Records for this exercise>
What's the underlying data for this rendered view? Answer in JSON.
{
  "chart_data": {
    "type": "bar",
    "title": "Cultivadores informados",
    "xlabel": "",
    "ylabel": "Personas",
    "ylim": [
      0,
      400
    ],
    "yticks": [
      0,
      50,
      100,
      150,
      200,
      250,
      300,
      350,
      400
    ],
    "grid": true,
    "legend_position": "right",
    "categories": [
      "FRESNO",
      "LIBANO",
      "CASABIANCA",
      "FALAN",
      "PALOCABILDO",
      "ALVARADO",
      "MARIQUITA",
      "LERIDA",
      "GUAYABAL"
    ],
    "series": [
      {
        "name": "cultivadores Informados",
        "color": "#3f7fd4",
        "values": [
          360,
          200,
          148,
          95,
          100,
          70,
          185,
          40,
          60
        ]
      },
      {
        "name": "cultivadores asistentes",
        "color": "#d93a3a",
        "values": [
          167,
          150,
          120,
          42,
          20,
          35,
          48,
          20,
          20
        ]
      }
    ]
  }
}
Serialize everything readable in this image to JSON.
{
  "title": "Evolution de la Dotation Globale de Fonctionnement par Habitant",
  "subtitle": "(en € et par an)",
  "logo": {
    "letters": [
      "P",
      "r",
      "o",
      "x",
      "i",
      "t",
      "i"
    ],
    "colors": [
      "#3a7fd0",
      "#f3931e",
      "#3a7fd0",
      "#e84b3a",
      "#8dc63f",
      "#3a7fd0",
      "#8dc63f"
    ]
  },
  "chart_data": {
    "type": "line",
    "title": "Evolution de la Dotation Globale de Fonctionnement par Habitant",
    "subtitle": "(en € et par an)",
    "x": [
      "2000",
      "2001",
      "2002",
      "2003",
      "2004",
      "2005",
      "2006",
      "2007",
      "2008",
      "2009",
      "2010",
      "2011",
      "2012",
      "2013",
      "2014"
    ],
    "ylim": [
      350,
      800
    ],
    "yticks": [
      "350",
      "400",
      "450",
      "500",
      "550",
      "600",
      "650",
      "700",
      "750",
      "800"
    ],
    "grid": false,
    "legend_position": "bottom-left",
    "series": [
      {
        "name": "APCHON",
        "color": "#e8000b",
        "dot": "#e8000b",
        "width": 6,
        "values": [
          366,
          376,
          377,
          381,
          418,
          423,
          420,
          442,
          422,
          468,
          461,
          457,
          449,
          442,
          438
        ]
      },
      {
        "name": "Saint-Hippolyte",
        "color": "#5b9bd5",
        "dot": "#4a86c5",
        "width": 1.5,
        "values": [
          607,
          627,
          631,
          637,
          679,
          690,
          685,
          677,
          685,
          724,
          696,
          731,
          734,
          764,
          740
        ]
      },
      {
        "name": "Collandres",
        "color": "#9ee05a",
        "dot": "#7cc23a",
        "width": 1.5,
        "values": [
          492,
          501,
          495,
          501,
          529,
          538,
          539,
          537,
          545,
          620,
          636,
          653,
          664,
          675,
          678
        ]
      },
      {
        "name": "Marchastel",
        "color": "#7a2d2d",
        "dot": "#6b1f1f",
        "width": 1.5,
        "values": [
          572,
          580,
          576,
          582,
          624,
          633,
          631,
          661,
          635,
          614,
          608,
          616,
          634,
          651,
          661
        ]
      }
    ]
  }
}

Exercise objective>
Find the string "name" in the entries above and return each line that holds it.

Worked solution>
        "name": "cultivadores Informados",
        "name": "cultivadores asistentes",
        "name": "APCHON",
        "name": "Saint-Hippolyte",
        "name": "Collandres",
        "name": "Marchastel",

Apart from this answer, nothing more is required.